_Records provided_
● ● ●

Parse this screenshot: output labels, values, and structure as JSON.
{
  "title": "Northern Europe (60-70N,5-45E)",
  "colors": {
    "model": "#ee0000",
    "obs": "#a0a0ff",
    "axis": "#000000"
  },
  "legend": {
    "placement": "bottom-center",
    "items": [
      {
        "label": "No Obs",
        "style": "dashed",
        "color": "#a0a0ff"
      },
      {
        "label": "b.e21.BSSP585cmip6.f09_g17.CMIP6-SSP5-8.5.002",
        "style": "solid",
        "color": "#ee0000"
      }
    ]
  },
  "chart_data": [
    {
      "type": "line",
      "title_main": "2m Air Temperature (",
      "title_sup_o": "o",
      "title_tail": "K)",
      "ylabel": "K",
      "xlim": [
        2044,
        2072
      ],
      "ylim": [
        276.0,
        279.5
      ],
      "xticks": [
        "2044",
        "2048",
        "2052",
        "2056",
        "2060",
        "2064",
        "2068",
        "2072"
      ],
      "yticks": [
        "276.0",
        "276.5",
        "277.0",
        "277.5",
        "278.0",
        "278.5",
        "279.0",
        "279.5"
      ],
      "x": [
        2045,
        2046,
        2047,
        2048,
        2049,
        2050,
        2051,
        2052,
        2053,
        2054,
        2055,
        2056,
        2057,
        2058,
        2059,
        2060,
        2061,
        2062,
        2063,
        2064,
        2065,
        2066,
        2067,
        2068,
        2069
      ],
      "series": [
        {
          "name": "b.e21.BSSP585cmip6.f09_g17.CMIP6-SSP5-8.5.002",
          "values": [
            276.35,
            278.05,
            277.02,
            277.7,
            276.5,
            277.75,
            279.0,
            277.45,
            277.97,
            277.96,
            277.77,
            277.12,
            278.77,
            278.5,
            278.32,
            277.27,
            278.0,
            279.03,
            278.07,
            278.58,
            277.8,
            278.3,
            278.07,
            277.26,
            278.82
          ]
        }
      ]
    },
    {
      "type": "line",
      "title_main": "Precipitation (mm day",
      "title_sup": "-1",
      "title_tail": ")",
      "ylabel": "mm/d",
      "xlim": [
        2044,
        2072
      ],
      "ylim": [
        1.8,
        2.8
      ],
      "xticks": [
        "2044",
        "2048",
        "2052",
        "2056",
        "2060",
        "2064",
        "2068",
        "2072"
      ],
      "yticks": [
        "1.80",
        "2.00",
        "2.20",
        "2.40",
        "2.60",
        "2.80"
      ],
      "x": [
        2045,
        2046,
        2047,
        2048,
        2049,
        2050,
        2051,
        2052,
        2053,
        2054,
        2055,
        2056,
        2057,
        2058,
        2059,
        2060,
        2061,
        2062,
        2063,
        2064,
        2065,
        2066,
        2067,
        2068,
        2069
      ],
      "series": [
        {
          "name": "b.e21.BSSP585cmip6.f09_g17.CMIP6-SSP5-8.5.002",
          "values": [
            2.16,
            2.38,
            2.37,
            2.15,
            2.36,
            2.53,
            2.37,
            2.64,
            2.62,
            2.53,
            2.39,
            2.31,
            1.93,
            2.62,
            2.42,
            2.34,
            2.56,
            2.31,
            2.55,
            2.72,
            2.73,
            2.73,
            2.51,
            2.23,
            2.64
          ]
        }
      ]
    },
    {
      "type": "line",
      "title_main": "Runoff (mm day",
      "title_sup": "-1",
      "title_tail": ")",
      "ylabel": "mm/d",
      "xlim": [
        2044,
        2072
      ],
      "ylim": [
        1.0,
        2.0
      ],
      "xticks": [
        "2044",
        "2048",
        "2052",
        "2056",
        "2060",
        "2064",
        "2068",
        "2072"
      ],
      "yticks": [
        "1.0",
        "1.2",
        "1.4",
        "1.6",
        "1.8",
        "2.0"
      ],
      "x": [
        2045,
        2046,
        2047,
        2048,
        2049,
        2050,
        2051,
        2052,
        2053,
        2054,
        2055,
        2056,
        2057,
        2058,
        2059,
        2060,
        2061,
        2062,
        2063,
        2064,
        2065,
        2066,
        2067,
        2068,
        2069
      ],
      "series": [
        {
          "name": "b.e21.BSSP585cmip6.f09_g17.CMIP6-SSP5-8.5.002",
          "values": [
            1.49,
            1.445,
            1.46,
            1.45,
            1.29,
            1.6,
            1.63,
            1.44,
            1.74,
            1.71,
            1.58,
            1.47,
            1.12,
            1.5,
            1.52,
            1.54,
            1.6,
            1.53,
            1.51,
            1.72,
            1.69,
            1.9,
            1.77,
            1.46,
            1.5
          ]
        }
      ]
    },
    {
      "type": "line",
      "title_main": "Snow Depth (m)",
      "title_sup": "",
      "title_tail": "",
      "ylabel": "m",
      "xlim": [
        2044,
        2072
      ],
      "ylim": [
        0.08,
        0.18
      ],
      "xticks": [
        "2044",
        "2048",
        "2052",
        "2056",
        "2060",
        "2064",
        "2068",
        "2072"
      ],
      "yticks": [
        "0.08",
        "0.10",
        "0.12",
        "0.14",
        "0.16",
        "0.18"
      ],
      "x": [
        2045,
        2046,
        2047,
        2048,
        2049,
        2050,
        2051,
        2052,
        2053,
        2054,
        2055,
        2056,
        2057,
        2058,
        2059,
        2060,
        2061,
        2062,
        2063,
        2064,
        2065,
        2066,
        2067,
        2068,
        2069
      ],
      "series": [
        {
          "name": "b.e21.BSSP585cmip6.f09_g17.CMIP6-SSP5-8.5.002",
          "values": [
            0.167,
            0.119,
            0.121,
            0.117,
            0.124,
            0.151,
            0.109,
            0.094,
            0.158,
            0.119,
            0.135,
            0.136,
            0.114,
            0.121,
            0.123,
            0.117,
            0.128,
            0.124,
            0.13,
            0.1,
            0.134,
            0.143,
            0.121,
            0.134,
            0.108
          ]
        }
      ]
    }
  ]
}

● ● ●

_What to do_
Set down each entry again, unchanged.

_Problem solution_
Parse this screenshot: output labels, values, and structure as JSON.
{
  "title": "Northern Europe (60-70N,5-45E)",
  "colors": {
    "model": "#ee0000",
    "obs": "#a0a0ff",
    "axis": "#000000"
  },
  "legend": {
    "placement": "bottom-center",
    "items": [
      {
        "label": "No Obs",
        "style": "dashed",
        "color": "#a0a0ff"
      },
      {
        "label": "b.e21.BSSP585cmip6.f09_g17.CMIP6-SSP5-8.5.002",
        "style": "solid",
        "color": "#ee0000"
      }
    ]
  },
  "chart_data": [
    {
      "type": "line",
      "title_main": "2m Air Temperature (",
      "title_sup_o": "o",
      "title_tail": "K)",
      "ylabel": "K",
      "xlim": [
        2044,
        2072
      ],
      "ylim": [
        276.0,
        279.5
      ],
      "xticks": [
        "2044",
        "2048",
        "2052",
        "2056",
        "2060",
        "2064",
        "2068",
        "2072"
      ],
      "yticks": [
        "276.0",
        "276.5",
        "277.0",
        "277.5",
        "278.0",
        "278.5",
        "279.0",
        "279.5"
      ],
      "x": [
        2045,
        2046,
        2047,
        2048,
        2049,
        2050,
        2051,
        2052,
        2053,
        2054,
        2055,
        2056,
        2057,
        2058,
        2059,
        2060,
        2061,
        2062,
        2063,
        2064,
        2065,
        2066,
        2067,
        2068,
        2069
      ],
      "series": [
        {
          "name": "b.e21.BSSP585cmip6.f09_g17.CMIP6-SSP5-8.5.002",
          "values": [
            276.35,
            278.05,
            277.02,
            277.7,
            276.5,
            277.75,
            279.0,
            277.45,
            277.97,
            277.96,
            277.77,
            277.12,
            278.77,
            278.5,
            278.32,
            277.27,
            278.0,
            279.03,
            278.07,
            278.58,
            277.8,
            278.3,
            278.07,
            277.26,
            278.82
          ]
        }
      ]
    },
    {
      "type": "line",
      "title_main": "Precipitation (mm day",
      "title_sup": "-1",
      "title_tail": ")",
      "ylabel": "mm/d",
      "xlim": [
        2044,
        2072
      ],
      "ylim": [
        1.8,
        2.8
      ],
      "xticks": [
        "2044",
        "2048",
        "2052",
        "2056",
        "2060",
        "2064",
        "2068",
        "2072"
      ],
      "yticks": [
        "1.80",
        "2.00",
        "2.20",
        "2.40",
        "2.60",
        "2.80"
      ],
      "x": [
        2045,
        2046,
        2047,
        2048,
        2049,
        2050,
        2051,
        2052,
        2053,
        2054,
        2055,
        2056,
        2057,
        2058,
        2059,
        2060,
        2061,
        2062,
        2063,
        2064,
        2065,
        2066,
        2067,
        2068,
        2069
      ],
      "series": [
        {
          "name": "b.e21.BSSP585cmip6.f09_g17.CMIP6-SSP5-8.5.002",
          "values": [
            2.16,
            2.38,
            2.37,
            2.15,
            2.36,
            2.53,
            2.37,
            2.64,
            2.62,
            2.53,
            2.39,
            2.31,
            1.93,
            2.62,
            2.42,
            2.34,
            2.56,
            2.31,
            2.55,
            2.72,
            2.73,
            2.73,
            2.51,
            2.23,
            2.64
          ]
        }
      ]
    },
    {
      "type": "line",
      "title_main": "Runoff (mm day",
      "title_sup": "-1",
      "title_tail": ")",
      "ylabel": "mm/d",
      "xlim": [
        2044,
        2072
      ],
      "ylim": [
        1.0,
        2.0
      ],
      "xticks": [
        "2044",
        "2048",
        "2052",
        "2056",
        "2060",
        "2064",
        "2068",
        "2072"
      ],
      "yticks": [
        "1.0",
        "1.2",
        "1.4",
        "1.6",
        "1.8",
        "2.0"
      ],
      "x": [
        2045,
        2046,
        2047,
        2048,
        2049,
        2050,
        2051,
        2052,
        2053,
        2054,
        2055,
        2056,
        2057,
        2058,
        2059,
        2060,
        2061,
        2062,
        2063,
        2064,
        2065,
        2066,
        2067,
        2068,
        2069
      ],
      "series": [
        {
          "name": "b.e21.BSSP585cmip6.f09_g17.CMIP6-SSP5-8.5.002",
          "values": [
            1.49,
            1.445,
            1.46,
            1.45,
            1.29,
            1.6,
            1.63,
            1.44,
            1.74,
            1.71,
            1.58,
            1.47,
            1.12,
            1.5,
            1.52,
            1.54,
            1.6,
            1.53,
            1.51,
            1.72,
            1.69,
            1.9,
            1.77,
            1.46,
            1.5
          ]
        }
      ]
    },
    {
      "type": "line",
      "title_main": "Snow Depth (m)",
      "title_sup": "",
      "title_tail": "",
      "ylabel": "m",
      "xlim": [
        2044,
        2072
      ],
      "ylim": [
        0.08,
        0.18
      ],
      "xticks": [
        "2044",
        "2048",
        "2052",
        "2056",
        "2060",
        "2064",
        "2068",
        "2072"
      ],
      "yticks": [
        "0.08",
        "0.10",
        "0.12",
        "0.14",
        "0.16",
        "0.18"
      ],
      "x": [
        2045,
        2046,
        2047,
        2048,
        2049,
        2050,
        2051,
        2052,
        2053,
        2054,
        2055,
        2056,
        2057,
        2058,
        2059,
        2060,
        2061,
        2062,
        2063,
        2064,
        2065,
        2066,
        2067,
        2068,
        2069
      ],
      "series": [
        {
          "name": "b.e21.BSSP585cmip6.f09_g17.CMIP6-SSP5-8.5.002",
          "values": [
            0.167,
            0.119,
            0.121,
            0.117,
            0.124,
            0.151,
            0.109,
            0.094,
            0.158,
            0.119,
            0.135,
            0.136,
            0.114,
            0.121,
            0.123,
            0.117,
            0.128,
            0.124,
            0.13,
            0.1,
            0.134,
            0.143,
            0.121,
            0.134,
            0.108
          ]
        }
      ]
    }
  ]
}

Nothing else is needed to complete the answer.